▶ [Written exercise]
In the records below, find the line that contains "What text is on this page?". Retype that line and all the lines after it through the end, leaving out the pictures.

▶ [Dataset entries]

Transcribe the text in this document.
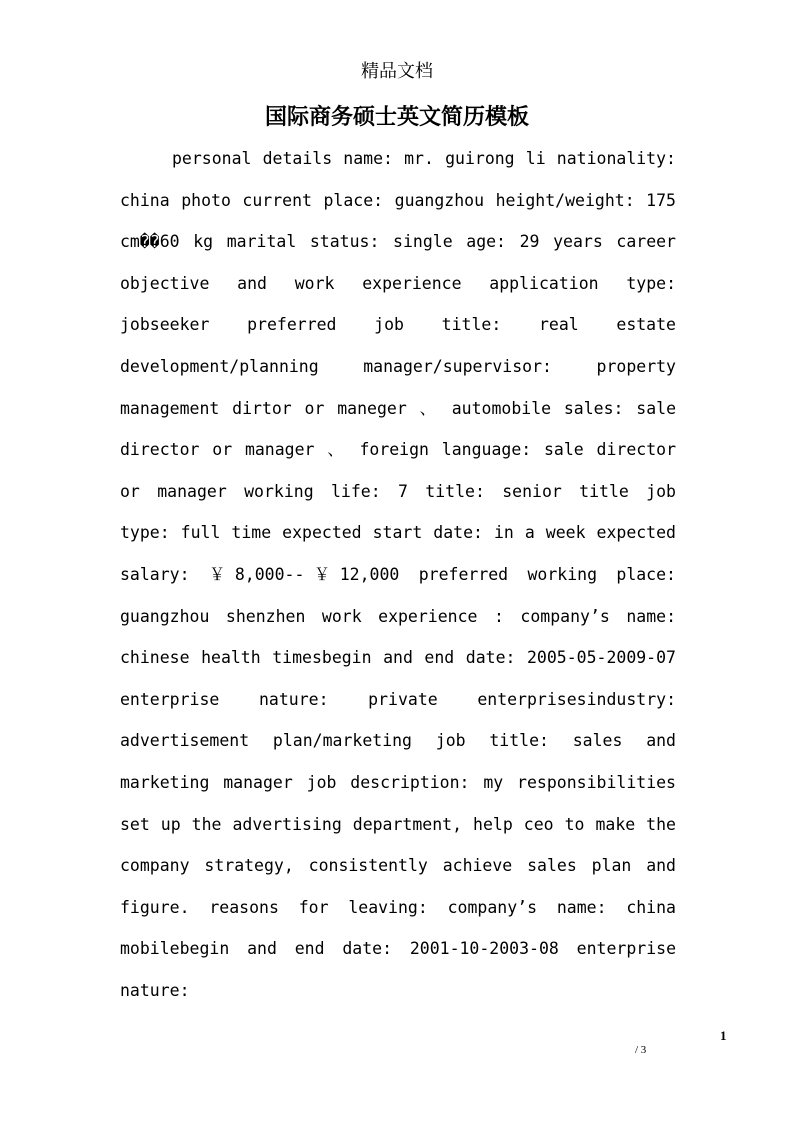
精品文档
国际商务硕士英文简历模板
personal details name: mr. guirong li nationality: china photo current place: guangzhou height/weight: 175 cm��60 kg marital status: single age: 29 years career objective and work experience application type: jobseeker preferred job title: real estate development/planning manager/supervisor: property management dirtor or maneger 、 automobile sales: sale director or manager 、 foreign language: sale director or manager working life: 7 title: senior title job type: full time expected start date: in a week expected salary: ￥8,000--￥12,000 preferred working place: guangzhou shenzhen work experience : company’s name: chinese health timesbegin and end date: 2005-05-2009-07 enterprise nature: private enterprisesindustry: advertisement plan/marketing job title: sales and marketing manager job description: my responsibilities set up the advertising department, help ceo to make the company strategy, consistently achieve sales plan and figure. reasons for leaving: company’s name: china mobilebegin and end date: 2001-10-2003-08 enterprise nature:
1
/ 3
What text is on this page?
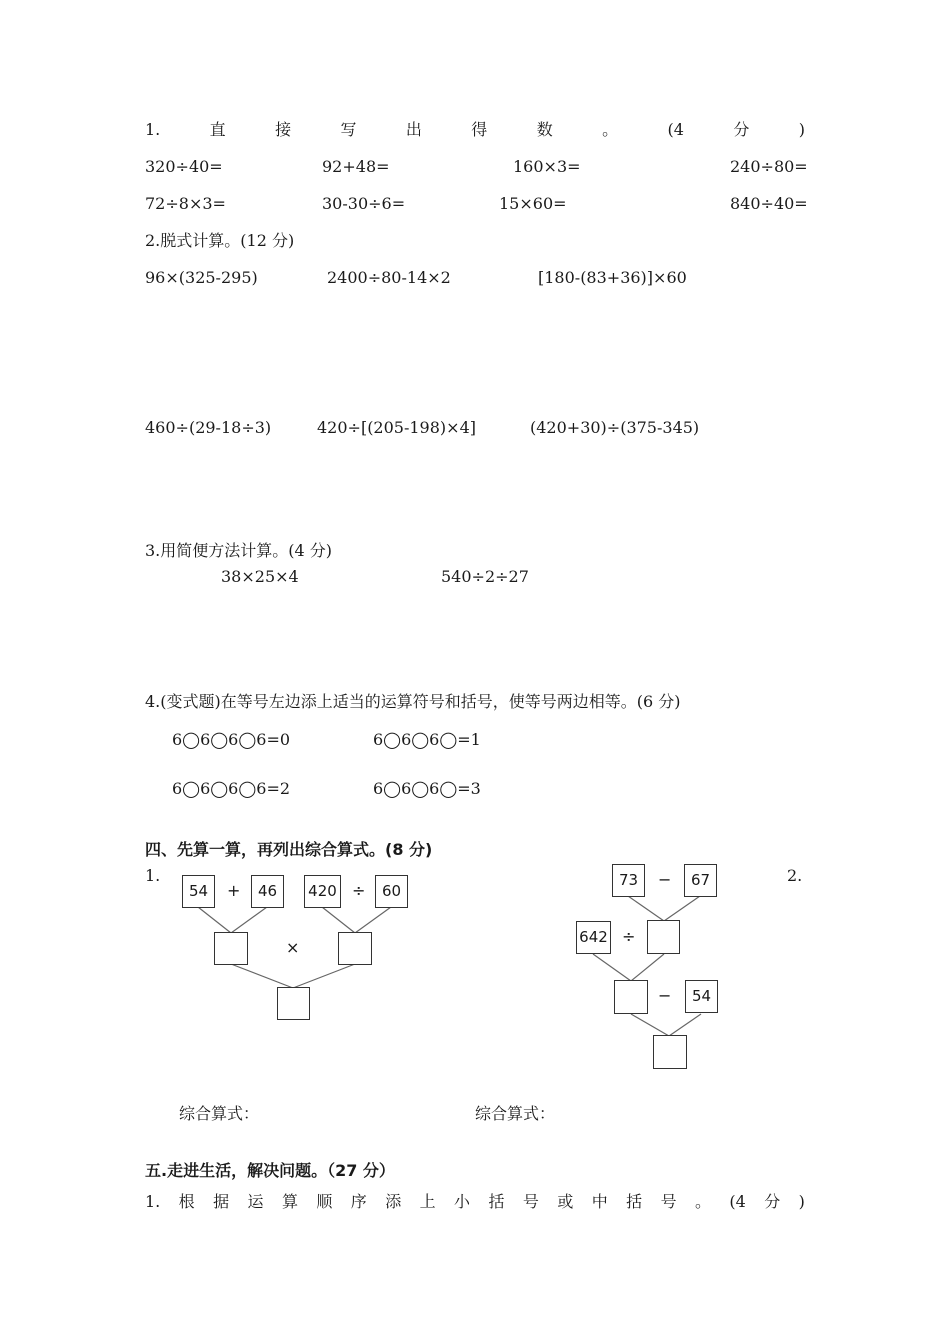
1.	直	接	写	出	得	数	。	(4	分	)
320÷40=	92+48=	160×3=	240÷80=
72÷8×3=	30-30÷6=	15×60=	840÷40=
2.脱式计算。(12 分)
96×(325-295)	2400÷80-14×2	[180-(83+36)]×60
460÷(29-18÷3)	420÷[(205-198)×4]	(420+30)÷(375-345)
3.用简便方法计算。(4 分)
38×25×4	540÷2÷27
4.(变式题)在等号左边添上适当的运算符号和括号，使等号两边相等。(6 分)
6◯6◯6◯6=0	6◯6◯6◯=1
6◯6◯6◯6=2	6◯6◯6◯=3
四、先算一算，再列出综合算式。(8 分)
1.	2.
54	+	46	420 ÷	60
×
73	−	67
642 ÷
−	54
综合算式：	综合算式：
五.走进生活，解决问题。（27 分）
1. 根 据 运 算 顺 序 添 上 小 括 号 或 中 括 号 。 (4 分 )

▶ [Response to this task]
What text is on this page?
1.	直	接	写	出	得	数	。	(4	分	)
320÷40=	92+48=	160×3=	240÷80=
72÷8×3=	30-30÷6=	15×60=	840÷40=
2.脱式计算。(12 分)
96×(325-295)	2400÷80-14×2	[180-(83+36)]×60
460÷(29-18÷3)	420÷[(205-198)×4]	(420+30)÷(375-345)
3.用简便方法计算。(4 分)
38×25×4	540÷2÷27
4.(变式题)在等号左边添上适当的运算符号和括号，使等号两边相等。(6 分)
6◯6◯6◯6=0	6◯6◯6◯=1
6◯6◯6◯6=2	6◯6◯6◯=3
四、先算一算，再列出综合算式。(8 分)
1.	2.
54	+	46	420 ÷	60
×
73	−	67
642 ÷
−	54
综合算式：	综合算式：
五.走进生活，解决问题。（27 分）
1. 根 据 运 算 顺 序 添 上 小 括 号 或 中 括 号 。 (4 分 )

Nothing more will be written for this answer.